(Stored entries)
** BEGIN **

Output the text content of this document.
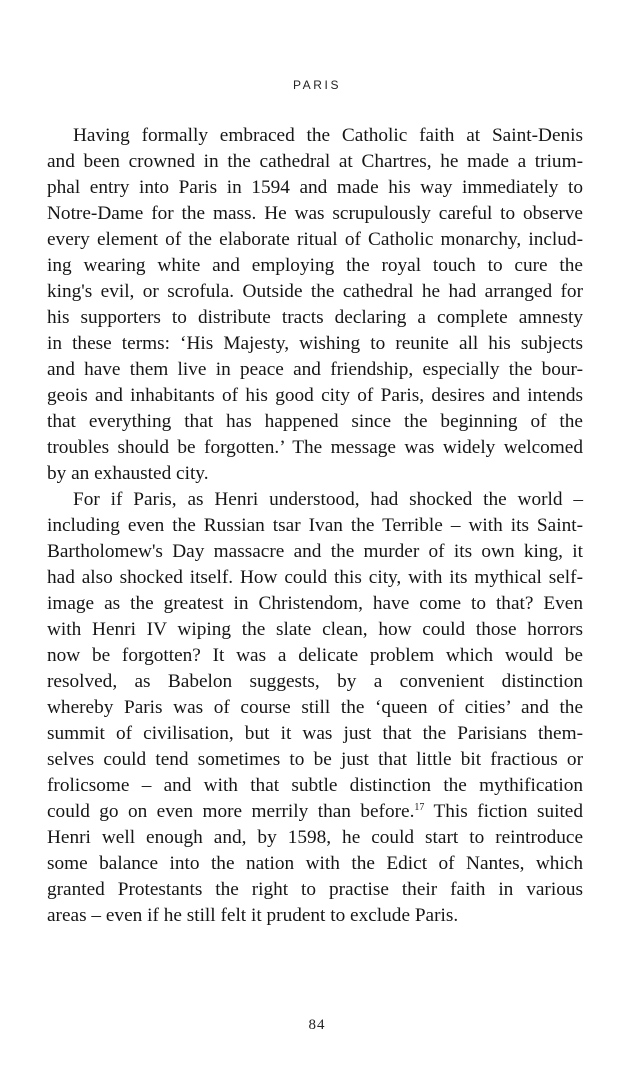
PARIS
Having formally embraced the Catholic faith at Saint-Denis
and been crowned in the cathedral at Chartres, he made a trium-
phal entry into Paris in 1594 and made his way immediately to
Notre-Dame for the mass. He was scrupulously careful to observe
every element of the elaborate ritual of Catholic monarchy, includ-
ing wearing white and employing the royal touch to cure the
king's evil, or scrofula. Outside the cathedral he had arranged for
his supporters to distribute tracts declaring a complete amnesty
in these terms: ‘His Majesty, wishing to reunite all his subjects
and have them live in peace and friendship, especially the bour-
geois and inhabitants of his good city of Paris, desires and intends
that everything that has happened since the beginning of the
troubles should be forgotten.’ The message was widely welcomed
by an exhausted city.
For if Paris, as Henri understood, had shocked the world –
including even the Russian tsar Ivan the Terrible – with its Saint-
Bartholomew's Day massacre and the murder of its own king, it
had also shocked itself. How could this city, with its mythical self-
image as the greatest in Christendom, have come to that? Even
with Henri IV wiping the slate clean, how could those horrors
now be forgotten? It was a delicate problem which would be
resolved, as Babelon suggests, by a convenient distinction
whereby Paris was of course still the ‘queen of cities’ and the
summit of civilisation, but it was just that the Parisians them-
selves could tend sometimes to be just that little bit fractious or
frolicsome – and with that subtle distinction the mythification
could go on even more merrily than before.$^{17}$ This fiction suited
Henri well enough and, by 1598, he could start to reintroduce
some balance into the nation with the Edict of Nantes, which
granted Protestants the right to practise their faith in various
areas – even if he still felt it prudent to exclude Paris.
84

** END **
** BEGIN **

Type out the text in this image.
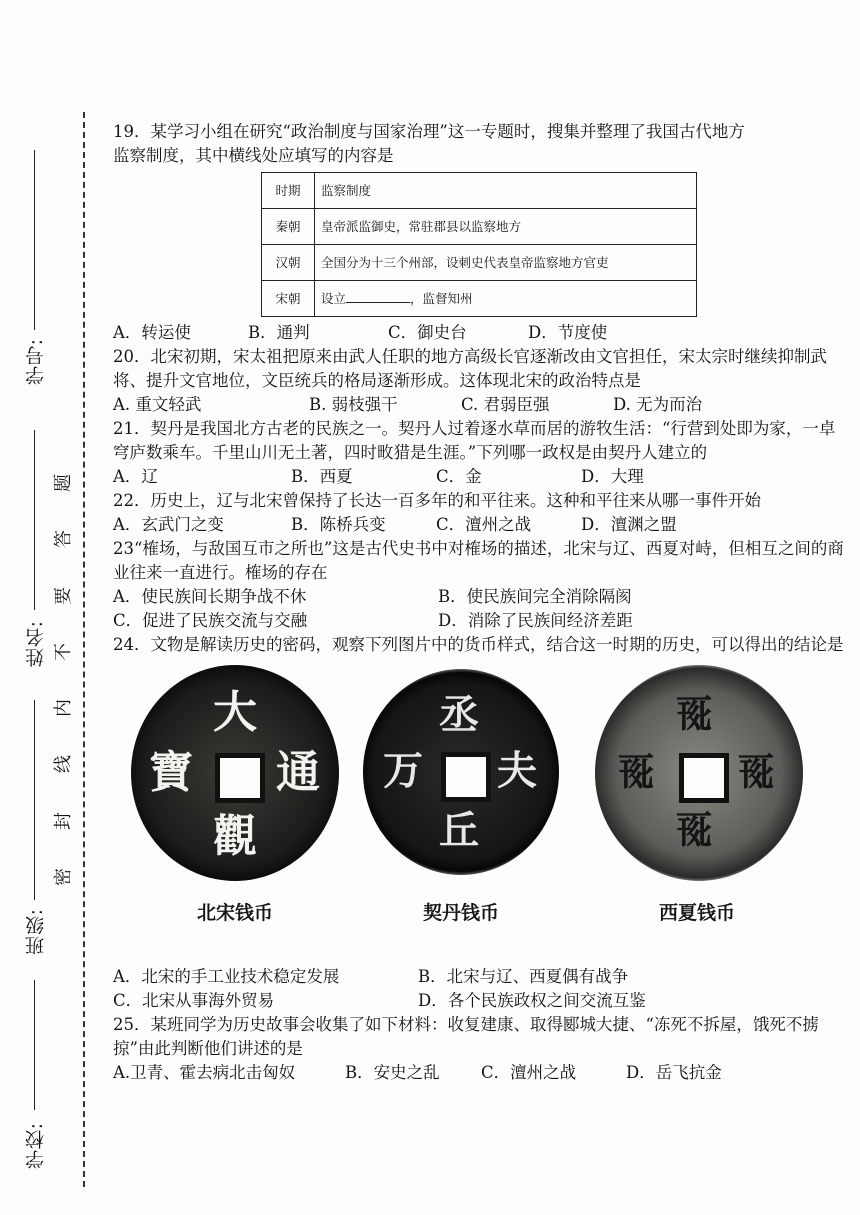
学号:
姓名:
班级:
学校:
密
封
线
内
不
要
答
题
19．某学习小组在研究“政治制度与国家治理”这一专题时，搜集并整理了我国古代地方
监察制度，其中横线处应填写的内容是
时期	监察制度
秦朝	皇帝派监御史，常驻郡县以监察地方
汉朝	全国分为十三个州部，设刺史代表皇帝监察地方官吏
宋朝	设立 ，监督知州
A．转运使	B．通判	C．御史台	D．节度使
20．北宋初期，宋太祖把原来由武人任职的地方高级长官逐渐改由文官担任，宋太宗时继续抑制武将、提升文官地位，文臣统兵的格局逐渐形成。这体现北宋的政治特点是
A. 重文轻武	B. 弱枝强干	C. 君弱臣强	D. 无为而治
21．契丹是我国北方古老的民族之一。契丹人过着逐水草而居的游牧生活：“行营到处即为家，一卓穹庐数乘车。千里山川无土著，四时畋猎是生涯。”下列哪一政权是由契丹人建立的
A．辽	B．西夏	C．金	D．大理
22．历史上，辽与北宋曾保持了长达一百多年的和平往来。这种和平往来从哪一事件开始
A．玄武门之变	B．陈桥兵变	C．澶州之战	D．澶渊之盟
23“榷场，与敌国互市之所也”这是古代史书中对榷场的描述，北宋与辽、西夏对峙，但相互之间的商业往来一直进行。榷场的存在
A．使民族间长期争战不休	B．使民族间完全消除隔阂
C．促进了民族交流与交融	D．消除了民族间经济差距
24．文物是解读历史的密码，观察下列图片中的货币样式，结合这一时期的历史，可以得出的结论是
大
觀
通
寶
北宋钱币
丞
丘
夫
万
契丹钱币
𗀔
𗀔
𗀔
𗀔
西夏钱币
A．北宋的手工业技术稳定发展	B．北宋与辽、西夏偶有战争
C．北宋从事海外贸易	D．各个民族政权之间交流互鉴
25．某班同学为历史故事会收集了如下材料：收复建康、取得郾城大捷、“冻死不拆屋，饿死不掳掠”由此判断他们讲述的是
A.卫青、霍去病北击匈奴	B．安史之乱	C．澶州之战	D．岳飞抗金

** END **

Show the lines where the word "faith" appears in the entries.

Having formally embraced the Catholic faith at Saint-Denis
granted Protestants the right to practise their faith in various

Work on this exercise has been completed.